● **Records to process**:

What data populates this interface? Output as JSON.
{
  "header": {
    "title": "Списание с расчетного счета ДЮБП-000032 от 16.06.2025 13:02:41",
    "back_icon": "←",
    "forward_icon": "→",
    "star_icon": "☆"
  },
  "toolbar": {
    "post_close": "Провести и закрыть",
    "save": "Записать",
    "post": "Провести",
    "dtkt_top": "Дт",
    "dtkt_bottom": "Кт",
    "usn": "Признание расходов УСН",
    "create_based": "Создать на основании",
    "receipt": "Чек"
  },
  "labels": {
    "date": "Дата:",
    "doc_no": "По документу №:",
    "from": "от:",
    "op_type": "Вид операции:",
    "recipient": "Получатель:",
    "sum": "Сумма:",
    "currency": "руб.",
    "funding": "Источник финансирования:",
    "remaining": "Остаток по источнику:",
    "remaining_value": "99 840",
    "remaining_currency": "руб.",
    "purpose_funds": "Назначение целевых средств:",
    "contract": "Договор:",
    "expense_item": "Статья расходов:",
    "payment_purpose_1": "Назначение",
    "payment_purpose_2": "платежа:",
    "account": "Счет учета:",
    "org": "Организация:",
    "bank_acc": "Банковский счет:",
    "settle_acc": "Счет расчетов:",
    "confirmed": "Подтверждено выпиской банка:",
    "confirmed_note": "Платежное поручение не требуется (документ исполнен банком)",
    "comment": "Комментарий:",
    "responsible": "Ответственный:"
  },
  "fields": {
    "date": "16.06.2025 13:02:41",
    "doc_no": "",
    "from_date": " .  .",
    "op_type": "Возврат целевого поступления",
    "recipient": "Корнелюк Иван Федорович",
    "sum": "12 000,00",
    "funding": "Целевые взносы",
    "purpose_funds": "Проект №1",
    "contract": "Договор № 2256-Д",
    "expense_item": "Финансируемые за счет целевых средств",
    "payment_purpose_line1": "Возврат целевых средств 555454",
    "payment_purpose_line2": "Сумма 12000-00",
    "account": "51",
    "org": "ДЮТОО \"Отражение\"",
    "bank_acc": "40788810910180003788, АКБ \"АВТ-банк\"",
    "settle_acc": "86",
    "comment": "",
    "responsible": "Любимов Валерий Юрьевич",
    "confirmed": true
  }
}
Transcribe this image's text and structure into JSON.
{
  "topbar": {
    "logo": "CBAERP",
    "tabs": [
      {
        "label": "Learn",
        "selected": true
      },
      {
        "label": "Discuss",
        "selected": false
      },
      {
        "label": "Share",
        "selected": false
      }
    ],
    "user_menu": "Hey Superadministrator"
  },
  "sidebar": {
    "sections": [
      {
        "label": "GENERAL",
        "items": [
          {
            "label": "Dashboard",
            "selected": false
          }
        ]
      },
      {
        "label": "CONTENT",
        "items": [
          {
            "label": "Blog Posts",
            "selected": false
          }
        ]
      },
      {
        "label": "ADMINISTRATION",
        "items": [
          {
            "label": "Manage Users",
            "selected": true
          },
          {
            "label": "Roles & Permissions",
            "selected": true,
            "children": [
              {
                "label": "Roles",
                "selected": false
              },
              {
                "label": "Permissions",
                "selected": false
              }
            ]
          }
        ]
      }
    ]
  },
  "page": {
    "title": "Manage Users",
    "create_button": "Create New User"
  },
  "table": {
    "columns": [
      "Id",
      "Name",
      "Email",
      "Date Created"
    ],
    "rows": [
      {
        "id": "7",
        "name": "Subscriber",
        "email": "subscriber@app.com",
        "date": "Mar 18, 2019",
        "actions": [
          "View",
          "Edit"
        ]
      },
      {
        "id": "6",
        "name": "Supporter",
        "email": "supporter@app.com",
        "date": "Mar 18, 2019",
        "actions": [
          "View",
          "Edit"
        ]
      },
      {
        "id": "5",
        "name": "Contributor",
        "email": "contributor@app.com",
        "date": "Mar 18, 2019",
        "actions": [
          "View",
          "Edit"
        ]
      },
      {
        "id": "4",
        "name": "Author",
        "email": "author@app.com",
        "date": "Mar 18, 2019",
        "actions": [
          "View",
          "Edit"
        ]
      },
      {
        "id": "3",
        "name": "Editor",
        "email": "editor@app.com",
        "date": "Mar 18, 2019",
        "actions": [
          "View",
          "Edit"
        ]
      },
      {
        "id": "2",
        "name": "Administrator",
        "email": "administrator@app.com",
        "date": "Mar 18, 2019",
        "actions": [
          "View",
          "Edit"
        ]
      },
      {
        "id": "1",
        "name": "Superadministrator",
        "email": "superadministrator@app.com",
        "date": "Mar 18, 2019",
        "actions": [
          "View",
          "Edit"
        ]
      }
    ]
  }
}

● **Exercise**:
Gather all the lines that include the word "Сумма" and copy them out.

● **Exercise response**:
    "sum": "Сумма:",
    "payment_purpose_line2": "Сумма 12000-00",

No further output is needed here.